**SHORT EXERCISE:**
Copy out the listing word for word, from its first line through the line that contains "- series-line-aiofm: [21, 529, 1156, 909]", including both ends.

(Portion of a data file)
-*-

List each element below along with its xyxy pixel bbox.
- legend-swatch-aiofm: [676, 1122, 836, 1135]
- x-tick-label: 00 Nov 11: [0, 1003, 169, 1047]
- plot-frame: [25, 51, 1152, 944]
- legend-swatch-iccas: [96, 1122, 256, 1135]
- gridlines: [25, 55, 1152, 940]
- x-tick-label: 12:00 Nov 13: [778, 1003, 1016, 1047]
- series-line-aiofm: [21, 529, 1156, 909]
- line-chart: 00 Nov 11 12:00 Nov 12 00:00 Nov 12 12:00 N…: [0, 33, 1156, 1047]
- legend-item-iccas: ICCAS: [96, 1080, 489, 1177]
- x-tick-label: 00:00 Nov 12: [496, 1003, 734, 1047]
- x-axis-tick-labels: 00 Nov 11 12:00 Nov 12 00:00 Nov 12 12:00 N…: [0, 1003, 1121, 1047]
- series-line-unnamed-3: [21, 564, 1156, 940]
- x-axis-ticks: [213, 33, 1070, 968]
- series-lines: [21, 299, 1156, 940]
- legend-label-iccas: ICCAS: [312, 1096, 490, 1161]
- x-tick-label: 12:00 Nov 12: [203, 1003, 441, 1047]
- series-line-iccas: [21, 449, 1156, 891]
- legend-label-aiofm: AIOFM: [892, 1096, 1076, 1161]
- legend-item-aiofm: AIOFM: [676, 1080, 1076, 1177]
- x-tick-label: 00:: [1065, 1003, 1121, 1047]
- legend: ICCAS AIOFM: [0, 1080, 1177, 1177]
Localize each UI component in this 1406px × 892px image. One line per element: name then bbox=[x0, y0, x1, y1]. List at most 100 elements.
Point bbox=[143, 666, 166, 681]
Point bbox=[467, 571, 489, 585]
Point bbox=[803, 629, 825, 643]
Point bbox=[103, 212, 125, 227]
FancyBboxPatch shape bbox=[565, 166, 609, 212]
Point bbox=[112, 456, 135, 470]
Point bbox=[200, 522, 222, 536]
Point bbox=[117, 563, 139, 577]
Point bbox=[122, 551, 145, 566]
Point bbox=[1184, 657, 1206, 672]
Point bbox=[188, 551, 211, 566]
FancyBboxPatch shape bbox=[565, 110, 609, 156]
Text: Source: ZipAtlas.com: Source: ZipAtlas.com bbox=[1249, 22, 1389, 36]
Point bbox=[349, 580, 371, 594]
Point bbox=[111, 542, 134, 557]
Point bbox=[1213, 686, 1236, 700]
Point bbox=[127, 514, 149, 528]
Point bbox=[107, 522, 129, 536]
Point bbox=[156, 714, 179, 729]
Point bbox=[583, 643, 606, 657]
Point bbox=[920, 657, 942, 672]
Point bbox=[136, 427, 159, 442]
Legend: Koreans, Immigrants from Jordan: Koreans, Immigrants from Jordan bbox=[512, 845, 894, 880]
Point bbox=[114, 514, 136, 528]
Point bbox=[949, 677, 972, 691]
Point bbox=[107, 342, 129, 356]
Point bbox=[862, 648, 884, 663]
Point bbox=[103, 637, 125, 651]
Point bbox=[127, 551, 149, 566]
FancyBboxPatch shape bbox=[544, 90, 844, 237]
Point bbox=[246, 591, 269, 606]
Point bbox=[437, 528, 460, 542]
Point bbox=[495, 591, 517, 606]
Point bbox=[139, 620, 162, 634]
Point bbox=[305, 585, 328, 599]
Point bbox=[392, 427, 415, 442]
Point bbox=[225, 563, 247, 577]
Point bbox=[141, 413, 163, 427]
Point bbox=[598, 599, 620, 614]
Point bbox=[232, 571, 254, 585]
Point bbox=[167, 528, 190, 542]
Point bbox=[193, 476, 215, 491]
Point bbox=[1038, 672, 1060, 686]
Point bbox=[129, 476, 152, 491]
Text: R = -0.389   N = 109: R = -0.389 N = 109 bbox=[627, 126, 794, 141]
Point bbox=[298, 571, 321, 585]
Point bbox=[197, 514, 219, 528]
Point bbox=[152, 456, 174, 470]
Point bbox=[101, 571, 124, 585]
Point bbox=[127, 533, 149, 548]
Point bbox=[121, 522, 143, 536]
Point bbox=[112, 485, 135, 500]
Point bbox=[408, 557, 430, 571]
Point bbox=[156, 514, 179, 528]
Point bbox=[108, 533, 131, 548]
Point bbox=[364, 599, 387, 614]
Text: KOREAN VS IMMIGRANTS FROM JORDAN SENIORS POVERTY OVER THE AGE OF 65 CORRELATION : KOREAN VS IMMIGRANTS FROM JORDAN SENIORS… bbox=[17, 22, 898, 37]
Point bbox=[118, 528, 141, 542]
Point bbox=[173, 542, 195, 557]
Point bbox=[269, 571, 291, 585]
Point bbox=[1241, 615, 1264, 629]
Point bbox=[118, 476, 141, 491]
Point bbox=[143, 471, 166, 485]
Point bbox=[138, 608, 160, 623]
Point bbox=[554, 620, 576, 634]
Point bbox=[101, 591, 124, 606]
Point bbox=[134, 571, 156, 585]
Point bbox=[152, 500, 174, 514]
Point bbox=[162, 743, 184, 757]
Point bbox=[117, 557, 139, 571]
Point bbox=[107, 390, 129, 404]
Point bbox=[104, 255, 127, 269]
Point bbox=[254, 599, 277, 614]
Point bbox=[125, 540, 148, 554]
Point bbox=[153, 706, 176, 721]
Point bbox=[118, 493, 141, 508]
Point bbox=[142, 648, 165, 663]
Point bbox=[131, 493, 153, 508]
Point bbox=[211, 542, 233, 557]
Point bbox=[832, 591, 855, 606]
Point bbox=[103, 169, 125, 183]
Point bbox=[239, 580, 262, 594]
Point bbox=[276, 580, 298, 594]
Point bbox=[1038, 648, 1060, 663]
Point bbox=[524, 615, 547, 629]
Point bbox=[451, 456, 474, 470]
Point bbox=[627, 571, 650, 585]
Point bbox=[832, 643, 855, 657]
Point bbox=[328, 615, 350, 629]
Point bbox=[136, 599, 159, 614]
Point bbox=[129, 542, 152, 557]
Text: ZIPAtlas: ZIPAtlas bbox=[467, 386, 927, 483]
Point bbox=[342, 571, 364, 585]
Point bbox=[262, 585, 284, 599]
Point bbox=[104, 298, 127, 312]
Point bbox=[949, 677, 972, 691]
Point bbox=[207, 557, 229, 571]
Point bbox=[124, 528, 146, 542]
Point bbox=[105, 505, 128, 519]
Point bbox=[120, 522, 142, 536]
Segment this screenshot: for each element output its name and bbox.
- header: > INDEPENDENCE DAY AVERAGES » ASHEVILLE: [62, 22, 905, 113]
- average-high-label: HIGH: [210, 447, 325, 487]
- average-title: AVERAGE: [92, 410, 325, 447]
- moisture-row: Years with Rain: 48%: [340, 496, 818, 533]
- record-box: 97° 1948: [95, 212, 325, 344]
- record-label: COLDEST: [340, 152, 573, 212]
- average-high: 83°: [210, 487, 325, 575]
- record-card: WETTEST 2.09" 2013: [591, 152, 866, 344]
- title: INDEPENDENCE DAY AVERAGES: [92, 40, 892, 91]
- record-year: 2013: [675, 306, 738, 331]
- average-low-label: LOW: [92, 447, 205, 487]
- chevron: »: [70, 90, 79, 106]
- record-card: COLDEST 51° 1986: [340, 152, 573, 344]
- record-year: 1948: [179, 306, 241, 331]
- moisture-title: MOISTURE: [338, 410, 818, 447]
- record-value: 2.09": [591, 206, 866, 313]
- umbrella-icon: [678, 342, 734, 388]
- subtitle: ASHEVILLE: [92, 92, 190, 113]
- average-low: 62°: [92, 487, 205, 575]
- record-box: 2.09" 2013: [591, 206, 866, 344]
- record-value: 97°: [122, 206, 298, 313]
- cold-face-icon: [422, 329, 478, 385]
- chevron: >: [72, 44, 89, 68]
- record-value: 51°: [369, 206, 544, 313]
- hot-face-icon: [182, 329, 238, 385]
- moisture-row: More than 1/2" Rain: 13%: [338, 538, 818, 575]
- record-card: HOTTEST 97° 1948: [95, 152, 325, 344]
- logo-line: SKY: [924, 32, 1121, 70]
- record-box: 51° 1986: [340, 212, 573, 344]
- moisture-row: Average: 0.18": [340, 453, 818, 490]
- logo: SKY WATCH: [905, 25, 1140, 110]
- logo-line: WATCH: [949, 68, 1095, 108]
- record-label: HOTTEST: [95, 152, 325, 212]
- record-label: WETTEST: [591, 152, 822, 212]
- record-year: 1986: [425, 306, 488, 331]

-*-

**TASK ANSWER:**
List each element below along with its xyxy pixel bbox.
- legend-swatch-aiofm: [676, 1122, 836, 1135]
- x-tick-label: 00 Nov 11: [0, 1003, 169, 1047]
- plot-frame: [25, 51, 1152, 944]
- legend-swatch-iccas: [96, 1122, 256, 1135]
- gridlines: [25, 55, 1152, 940]
- x-tick-label: 12:00 Nov 13: [778, 1003, 1016, 1047]
- series-line-aiofm: [21, 529, 1156, 909]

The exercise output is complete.